**GIVEN PROBLEM 1**
Copy the passage on self-publishing from "No matter what" to "you – it happened.".

**SUPPLIED PASSAGE**
BEGIN

No matter what side of the self-publishing, Publish-on-Demand, e-Book, Internet makes everyone an author model argument you fall on, there is one fact I find incontrovertible.  What I’m about to say is based on personal observation over more than two decades of writing professionally – you can take it for what it’s worth.  The proliferation of books by people with no business being published has hurt everyone.  Authors and editors and publishers warned that it would be so, and I’m telling you – it happened.

I was over on the Kindle Discussion boards this morning at Amazon.com.  It’s a place I have come to frequent because – frankly – it’s one of the only ways to reach Kindle readers short of forking over huge advertising dollars to Amazon, or to some other purveyor of top-level advertising.  Except, I’m not sure that the forums really are a viable way to reach readers. At least half of those there are just other authors trying to sell their own books, reviewing one another in trade for good comments on their own work that will, in turn, become new posts on the boards starting with “just got a five star review!”  – Ugh.

What has happened in this age of “everyone is an author” is that the term author has become synonymous with “Schill”.  Half the posts (maybe more than half the posts) on that forum are either by authors promoting their own books, authors cross-promoting one another’s books, or authors creating transparently disguised threads for the purpose of furthering the first two above.  Amazon doesn’t care who gets promoted.  They get their share however you slice it, and they are not likely to provide any advertising method that levels the playing field unless it in some way impacts their profit margin.  I’m not holding my breath.

END

**GIVEN PROBLEM 2**
In the rows, repeat verbatim everything from the line with "Text: +: + [130,36,140,48]" to the line with "Text: 2.5 mol-%".

Part of a data file:

BEGIN

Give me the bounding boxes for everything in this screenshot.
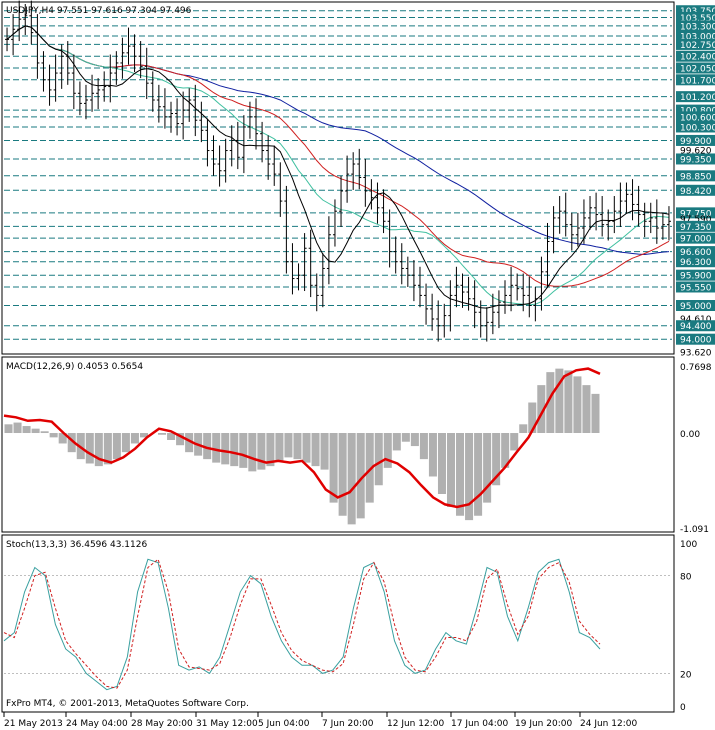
price-label: 93.620: [680, 349, 712, 359]
price-layer: [4, 0, 672, 342]
date-label: 17 Jun 04:00: [451, 719, 508, 729]
price-label: 102.400: [680, 53, 715, 63]
price-label: 96.300: [680, 258, 712, 268]
price-label: 103.300: [680, 22, 715, 32]
stoch-main-line: [3, 558, 601, 691]
date-label: 19 Jun 20:00: [515, 719, 572, 729]
stoch-signal-line: [3, 558, 601, 689]
stoch-tick-label: 20: [680, 670, 692, 680]
date-label: 28 May 20:00: [131, 719, 193, 729]
price-label-bg: [676, 11, 715, 23]
price-label-bg: [676, 220, 715, 232]
price-panel-frame: [1, 1, 675, 355]
price-label-bg: [676, 320, 715, 332]
macd-layer: [3, 367, 601, 525]
price-label: 97.750: [680, 209, 712, 219]
price-label-bg: [676, 30, 715, 42]
price-label: 95.550: [680, 283, 712, 293]
price-label-bg: [676, 256, 715, 268]
price-label-bg: [676, 281, 715, 293]
moving-average-black: [6, 25, 670, 309]
moving-average-teal: [6, 25, 670, 306]
price-label: 99.900: [680, 137, 712, 147]
date-label: 24 Jun 12:00: [580, 719, 637, 729]
axis-layer: 103.750103.550103.300103.000102.750102.4…: [3, 5, 715, 729]
macd-tick-label: 0.7698: [680, 363, 712, 373]
price-label-bg: [676, 5, 715, 17]
date-label: 5 Jun 04:00: [258, 719, 310, 729]
price-label: 94.400: [680, 322, 712, 332]
price-label-bg: [676, 121, 715, 133]
price-label: 95.900: [680, 272, 712, 282]
copyright-text: FxPro MT4, © 2001-2013, MetaQuotes Softw…: [6, 699, 249, 709]
price-label: 103.000: [680, 33, 715, 43]
price-label: 94.000: [680, 336, 712, 346]
price-label: 98.850: [680, 172, 712, 182]
price-label-bg: [676, 232, 715, 244]
price-label: 95.000: [680, 302, 712, 312]
price-label-bg: [676, 269, 715, 281]
price-label: 98.420: [680, 187, 712, 197]
price-label-bg: [676, 333, 715, 345]
price-label-bg: [676, 38, 715, 50]
stoch-tick-label: 100: [680, 540, 697, 550]
price-label-bg: [676, 111, 715, 123]
price-title: USDJPY,H4 97.551 97.616 97.304 97.496: [6, 6, 192, 16]
stoch-tick-label: 0: [680, 703, 686, 713]
price-label: 99.350: [680, 155, 712, 165]
date-label: 24 May 04:00: [66, 719, 128, 729]
price-label: 94.610: [680, 315, 712, 325]
price-label: 97.590: [680, 215, 712, 225]
price-label-bg: [676, 300, 715, 312]
price-label: 97.000: [680, 235, 712, 245]
price-label-bg: [676, 104, 715, 116]
stoch-title: Stoch(13,3,3) 36.4596 43.1126: [6, 540, 147, 550]
macd-tick-label: 0.00: [680, 430, 700, 440]
price-label: 97.350: [680, 223, 712, 233]
moving-average-red: [6, 25, 670, 287]
stoch-panel-frame: [1, 534, 675, 713]
price-label-bg: [676, 91, 715, 103]
macd-signal-line: [3, 367, 601, 509]
price-label: 100.600: [680, 113, 715, 123]
price-label-bg: [676, 207, 715, 219]
price-label: 102.750: [680, 41, 715, 51]
price-label-bg: [676, 153, 715, 165]
price-label-bg: [676, 246, 715, 258]
price-label: 101.700: [680, 76, 715, 86]
price-label-bg: [676, 20, 715, 32]
date-label: 7 Jun 20:00: [322, 719, 374, 729]
price-label: 96.600: [680, 248, 712, 258]
stoch-tick-label: 80: [680, 573, 692, 583]
price-label-bg: [676, 184, 715, 196]
macd-tick-label: -1.091: [680, 525, 709, 535]
price-label: 100.300: [680, 123, 715, 133]
price-label-bg: [676, 170, 715, 182]
price-label: 102.050: [680, 65, 715, 75]
price-label-bg: [676, 74, 715, 86]
price-label-bg: [676, 50, 715, 62]
price-label: 101.200: [680, 93, 715, 103]
stoch-layer: [3, 558, 672, 691]
price-label: 103.550: [680, 14, 715, 24]
date-label: 21 May 2013: [4, 719, 63, 729]
date-label: 12 Jun 12:00: [387, 719, 444, 729]
price-label-bg: [676, 134, 715, 146]
price-label-bg: [676, 62, 715, 74]
price-label: 99.620: [680, 146, 712, 156]
date-label: 31 May 12:00: [196, 719, 258, 729]
macd-title: MACD(12,26,9) 0.4053 0.5654: [6, 362, 143, 372]
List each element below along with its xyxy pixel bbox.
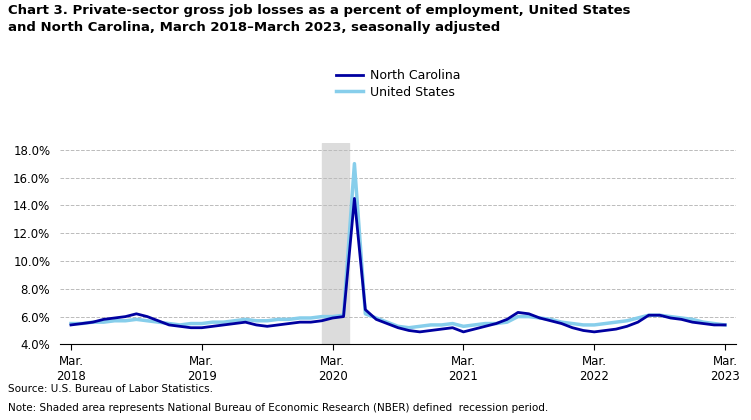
Legend: North Carolina, United States: North Carolina, United States xyxy=(331,64,465,103)
Text: Chart 3. Private-sector gross job losses as a percent of employment, United Stat: Chart 3. Private-sector gross job losses… xyxy=(8,4,630,34)
Bar xyxy=(321,143,349,344)
Text: Note: Shaded area represents National Bureau of Economic Research (NBER) defined: Note: Shaded area represents National Bu… xyxy=(8,403,547,413)
Text: Source: U.S. Bureau of Labor Statistics.: Source: U.S. Bureau of Labor Statistics. xyxy=(8,384,213,394)
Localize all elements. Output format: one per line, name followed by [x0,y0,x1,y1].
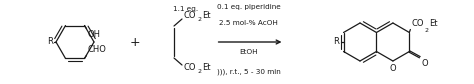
Text: +: + [130,36,140,48]
Text: R: R [47,37,53,47]
Text: R: R [333,37,338,47]
Text: Et: Et [429,19,438,28]
Text: O: O [422,59,428,68]
Text: 2: 2 [424,27,428,33]
Text: 2: 2 [198,17,201,22]
Text: 2.5 mol-% AcOH: 2.5 mol-% AcOH [219,20,278,26]
Text: 0.1 eq. piperidine: 0.1 eq. piperidine [217,4,281,10]
Text: 2: 2 [198,69,201,74]
Text: CO: CO [411,19,424,28]
Text: CO: CO [184,12,197,20]
Text: CHO: CHO [88,45,106,54]
Text: Et: Et [202,64,210,72]
Text: Et: Et [202,12,210,20]
Text: OH: OH [88,30,100,39]
Text: CO: CO [184,64,197,72]
Text: ))), r.t., 5 - 30 min: ))), r.t., 5 - 30 min [217,69,281,75]
Text: EtOH: EtOH [239,49,258,55]
Text: O: O [390,64,396,73]
Text: 1.1 eq.: 1.1 eq. [173,6,199,12]
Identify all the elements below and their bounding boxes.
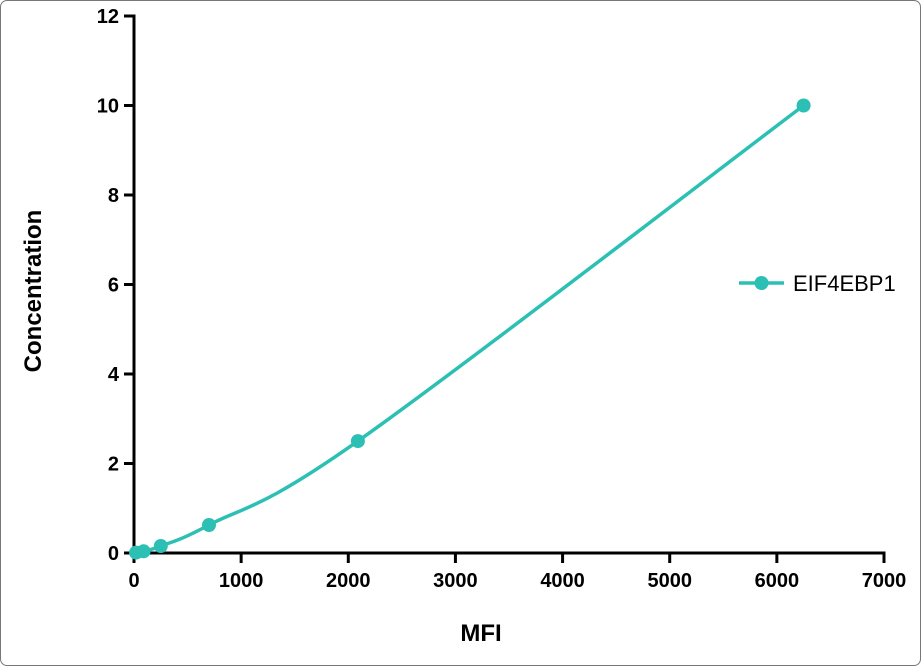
- data-point-marker: [153, 539, 168, 553]
- data-point-marker: [202, 518, 216, 532]
- data-series: [129, 98, 811, 560]
- y-tick-label: 0: [108, 543, 119, 565]
- y-tick-label: 2: [108, 454, 119, 476]
- y-tick-label: 12: [97, 6, 119, 28]
- y-tick-label: 4: [108, 364, 120, 386]
- x-tick-label: 1000: [219, 570, 264, 592]
- y-axis-title: Concentration: [20, 210, 47, 373]
- x-tick-label: 0: [128, 570, 139, 592]
- legend-label: EIF4EBP1: [793, 271, 896, 296]
- x-tick-label: 4000: [540, 570, 585, 592]
- x-tick-label: 3000: [433, 570, 478, 592]
- legend: EIF4EBP1: [739, 271, 896, 296]
- x-tick-label: 5000: [647, 570, 692, 592]
- y-tick-label: 6: [108, 275, 119, 297]
- x-tick-label: 2000: [326, 570, 371, 592]
- legend-marker: [754, 276, 769, 290]
- x-axis-ticks: 0 1000 2000 3000 4000 5000 6000 7000: [128, 553, 906, 592]
- series-line-eif4ebp1: [134, 103, 806, 555]
- x-tick-label: 6000: [755, 570, 800, 592]
- data-point-marker: [136, 544, 151, 559]
- data-point-marker: [796, 98, 811, 113]
- y-axis-ticks: 0 2 4 6 8 10 12: [97, 6, 134, 565]
- y-tick-label: 8: [108, 185, 119, 207]
- x-axis-title: MFI: [460, 620, 501, 647]
- data-point-marker: [350, 434, 365, 449]
- x-tick-label: 7000: [862, 570, 907, 592]
- y-tick-label: 10: [97, 96, 119, 118]
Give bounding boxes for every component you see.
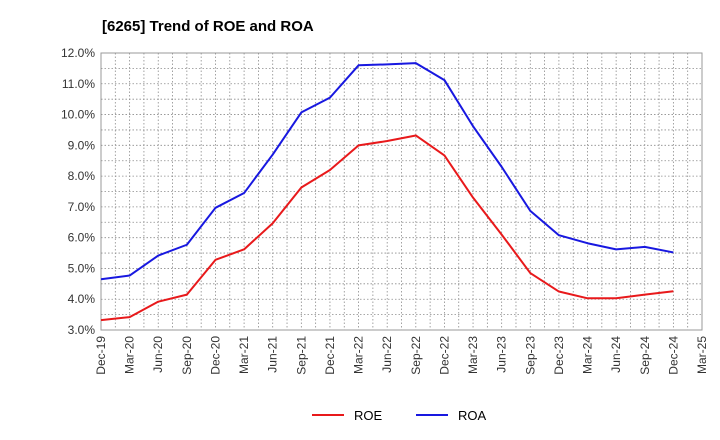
y-tick-label: 5.0% bbox=[68, 261, 96, 275]
x-tick-label: Mar-22 bbox=[352, 336, 366, 374]
x-tick-label: Mar-24 bbox=[581, 336, 595, 374]
chart-title: [6265] Trend of ROE and ROA bbox=[102, 18, 314, 35]
x-tick-label: Dec-24 bbox=[666, 336, 680, 375]
y-tick-label: 6.0% bbox=[68, 231, 96, 245]
x-tick-label: Sep-23 bbox=[523, 336, 537, 375]
x-tick-label: Mar-23 bbox=[466, 336, 480, 374]
x-tick-label: Sep-21 bbox=[294, 336, 308, 375]
y-axis-ticks: 3.0% 4.0% 5.0% 6.0% 7.0% 8.0% 9.0% 10.0% 11.0% 12… bbox=[61, 46, 95, 337]
x-tick-label: Dec-23 bbox=[552, 336, 566, 375]
x-axis-ticks: Dec-19 Mar-20 Jun-20 Sep-20 Dec-20 Mar-21 Jun-… bbox=[94, 336, 709, 375]
legend-label-roa: ROA bbox=[458, 408, 487, 423]
y-tick-label: 9.0% bbox=[68, 138, 96, 152]
y-tick-label: 8.0% bbox=[68, 169, 96, 183]
x-tick-label: Jun-22 bbox=[380, 336, 394, 373]
y-tick-label: 10.0% bbox=[61, 108, 95, 122]
x-tick-label: Mar-21 bbox=[237, 336, 251, 374]
series-lines bbox=[100, 62, 674, 322]
x-tick-label: Mar-20 bbox=[123, 336, 137, 374]
y-tick-label: 7.0% bbox=[68, 200, 96, 214]
x-tick-label: Dec-19 bbox=[94, 336, 108, 375]
x-tick-label: Sep-22 bbox=[409, 336, 423, 375]
y-tick-label: 3.0% bbox=[68, 323, 96, 337]
x-tick-label: Dec-20 bbox=[208, 336, 222, 375]
x-tick-label: Dec-21 bbox=[323, 336, 337, 375]
x-tick-label: Jun-21 bbox=[266, 336, 280, 373]
series-line-roe bbox=[100, 134, 674, 322]
x-tick-label: Jun-23 bbox=[495, 336, 509, 373]
legend: ROE ROA bbox=[312, 408, 487, 423]
y-tick-label: 12.0% bbox=[61, 46, 95, 60]
series-line-roa bbox=[100, 62, 674, 281]
x-tick-label: Mar-25 bbox=[695, 336, 709, 374]
y-tick-label: 11.0% bbox=[62, 77, 95, 91]
x-tick-label: Jun-20 bbox=[151, 336, 165, 373]
gridlines bbox=[101, 53, 702, 330]
x-tick-label: Jun-24 bbox=[609, 336, 623, 373]
x-tick-label: Dec-22 bbox=[437, 336, 451, 375]
legend-label-roe: ROE bbox=[354, 408, 383, 423]
x-tick-label: Sep-24 bbox=[638, 336, 652, 375]
x-tick-label: Sep-20 bbox=[180, 336, 194, 375]
y-tick-label: 4.0% bbox=[68, 292, 96, 306]
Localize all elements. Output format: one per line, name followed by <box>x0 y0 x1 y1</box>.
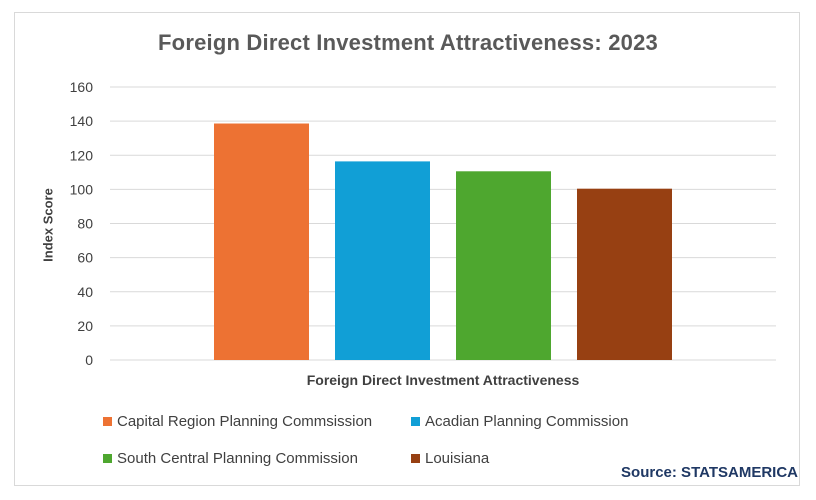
legend-item: Capital Region Planning Commsission <box>103 413 372 430</box>
legend-swatch <box>411 417 420 426</box>
y-tick-label: 120 <box>70 147 94 163</box>
y-tick-label: 20 <box>77 318 93 334</box>
bar-south-central-planning-commission <box>456 171 551 360</box>
y-tick-label: 40 <box>77 284 93 300</box>
legend-item: South Central Planning Commission <box>103 450 358 467</box>
legend-label: Louisiana <box>425 450 490 467</box>
legend-item: Louisiana <box>411 450 489 467</box>
y-tick-label: 80 <box>77 216 93 232</box>
y-tick-label: 160 <box>70 79 94 95</box>
y-tick-label: 100 <box>70 181 94 197</box>
legend-swatch <box>103 417 112 426</box>
bar-louisiana <box>577 188 672 360</box>
y-axis-label: Index Score <box>40 188 56 262</box>
legend-swatch <box>411 454 420 463</box>
legend-label: South Central Planning Commission <box>117 450 358 467</box>
chart-title: Foreign Direct Investment Attractiveness… <box>158 30 658 55</box>
y-tick-label: 0 <box>85 352 93 368</box>
legend-item: Acadian Planning Commission <box>411 413 628 430</box>
x-axis-label: Foreign Direct Investment Attractiveness <box>306 372 580 388</box>
legend-swatch <box>103 454 112 463</box>
y-tick-label: 140 <box>70 113 94 129</box>
legend-label: Capital Region Planning Commsission <box>117 413 373 430</box>
bar-capital-region-planning-commsission <box>214 123 309 360</box>
legend-label: Acadian Planning Commission <box>425 413 629 430</box>
y-tick-label: 60 <box>77 250 93 266</box>
source-note: Source: STATSAMERICA <box>621 464 798 481</box>
bar-acadian-planning-commission <box>335 161 430 360</box>
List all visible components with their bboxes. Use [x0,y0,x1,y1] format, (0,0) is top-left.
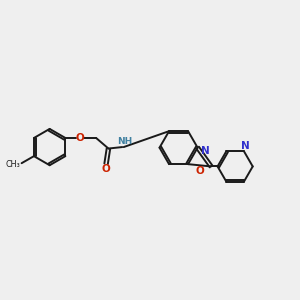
Text: NH: NH [118,137,133,146]
Text: N: N [241,141,250,151]
Text: CH₃: CH₃ [5,160,20,169]
Text: N: N [201,146,209,156]
Text: O: O [102,164,110,174]
Text: O: O [76,133,84,143]
Text: O: O [196,166,205,176]
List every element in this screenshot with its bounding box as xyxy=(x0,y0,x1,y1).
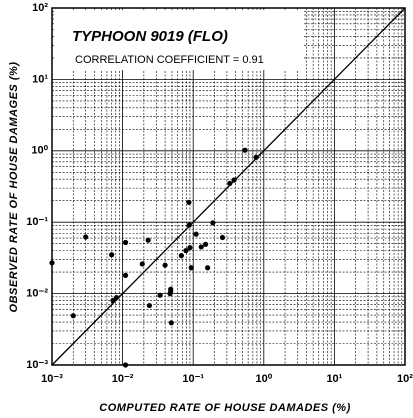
point xyxy=(168,286,174,292)
point xyxy=(122,272,129,278)
point xyxy=(70,313,76,319)
point xyxy=(83,234,89,240)
point xyxy=(242,147,248,153)
y-tick-label: 10² xyxy=(32,2,48,14)
title-box xyxy=(54,10,304,70)
point xyxy=(110,297,116,304)
x-tick-label: 10⁻¹ xyxy=(182,373,204,385)
x-tick-label: 10⁻² xyxy=(112,373,134,385)
point xyxy=(122,239,129,246)
x-tick-label: 10¹ xyxy=(326,373,342,385)
point xyxy=(178,253,184,259)
point xyxy=(203,241,209,247)
point xyxy=(193,231,199,237)
y-tick-label: 10¹ xyxy=(32,73,48,85)
point xyxy=(187,245,193,251)
plot-frame xyxy=(51,7,406,366)
point xyxy=(49,260,55,266)
point xyxy=(210,220,216,226)
point xyxy=(198,244,204,250)
x-axis-label: COMPUTED RATE OF HOUSE DAMADES (%) xyxy=(99,402,350,414)
point xyxy=(186,199,192,205)
chart-title: TYPHOON 9019 (FLO) xyxy=(72,28,228,45)
y-tick-label: 10⁻³ xyxy=(26,359,48,371)
point xyxy=(162,262,168,268)
point xyxy=(157,292,163,298)
y-tick-label: 10⁻² xyxy=(26,288,48,300)
point xyxy=(205,265,211,271)
point xyxy=(122,362,129,368)
x-tick-label: 10² xyxy=(397,373,413,385)
diagonal-line xyxy=(51,7,406,366)
point xyxy=(219,234,226,241)
x-tick-label: 10⁻³ xyxy=(41,373,63,385)
point xyxy=(188,265,194,271)
point xyxy=(183,248,189,254)
point xyxy=(145,237,151,243)
annotation: CORRELATION COEFFICIENT = 0.91 xyxy=(75,54,264,66)
y-axis-label: OBSERVED RATE OF HOUSE DAMAGES (%) xyxy=(8,62,20,313)
point xyxy=(231,177,237,183)
point xyxy=(168,320,174,326)
point xyxy=(253,154,259,160)
point xyxy=(227,180,233,186)
point xyxy=(113,294,120,301)
point xyxy=(109,252,115,258)
x-tick-label: 10⁰ xyxy=(255,373,272,385)
point xyxy=(139,261,145,267)
point xyxy=(186,222,192,228)
y-tick-label: 10⁰ xyxy=(31,145,48,157)
point xyxy=(146,302,153,309)
y-tick-label: 10⁻¹ xyxy=(26,216,48,228)
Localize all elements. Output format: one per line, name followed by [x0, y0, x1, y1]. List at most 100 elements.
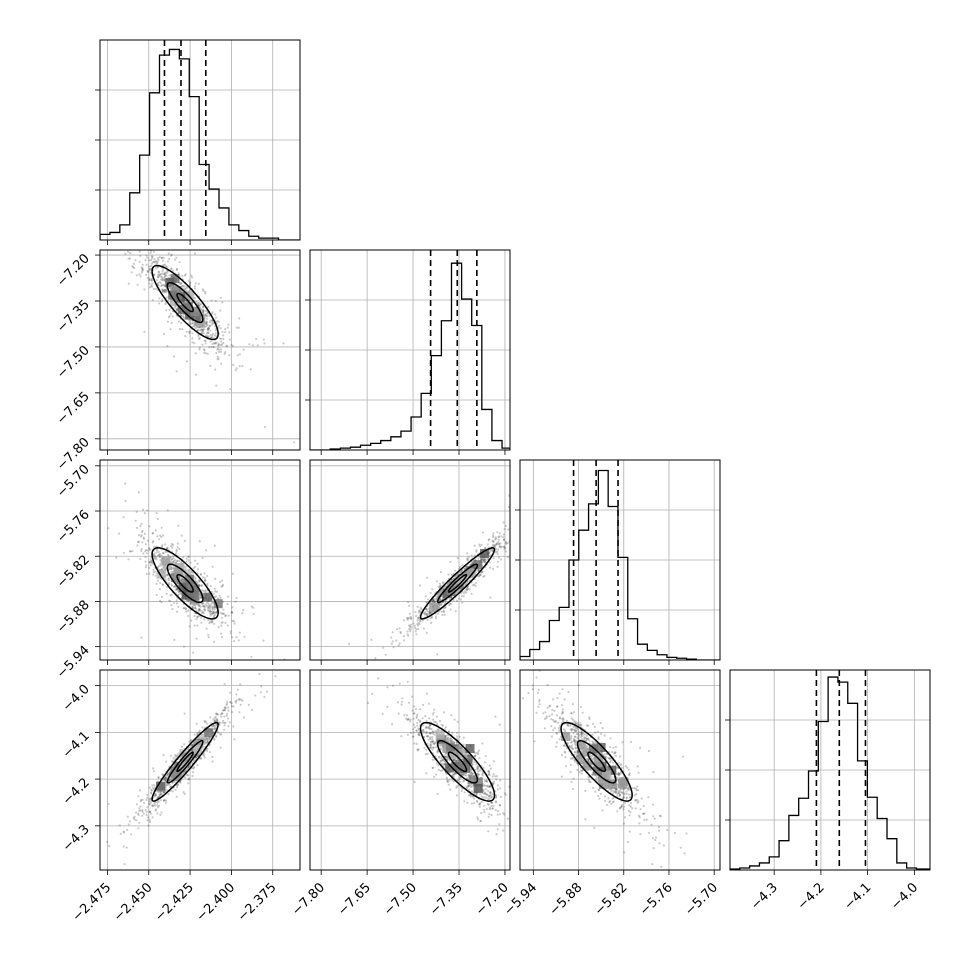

END

**FINISHED ANSWER 1**
No matter what side of the self-publishing, Publish-on-Demand, e-Book, Internet makes everyone an author model argument you fall on, there is one fact I find incontrovertible.  What I’m about to say is based on personal observation over more than two decades of writing professionally – you can take it for what it’s worth.  The proliferation of books by people with no business being published has hurt everyone.  Authors and editors and publishers warned that it would be so, and I’m telling you – it happened.

**FINISHED ANSWER 2**
Text: +: + [130,36,140,48]
Text: R: R [47,37,53,47]
Text: R: R [333,37,338,47]
Text: Et: Et [429,19,438,28]
Text: O: O [422,59,428,68]
Text: 2: 2 [424,27,428,33]
Text: 2: 2 [198,17,201,22]
Text: 2.5 mol-% AcOH: 2.5 mol-% AcOH [219,20,278,26]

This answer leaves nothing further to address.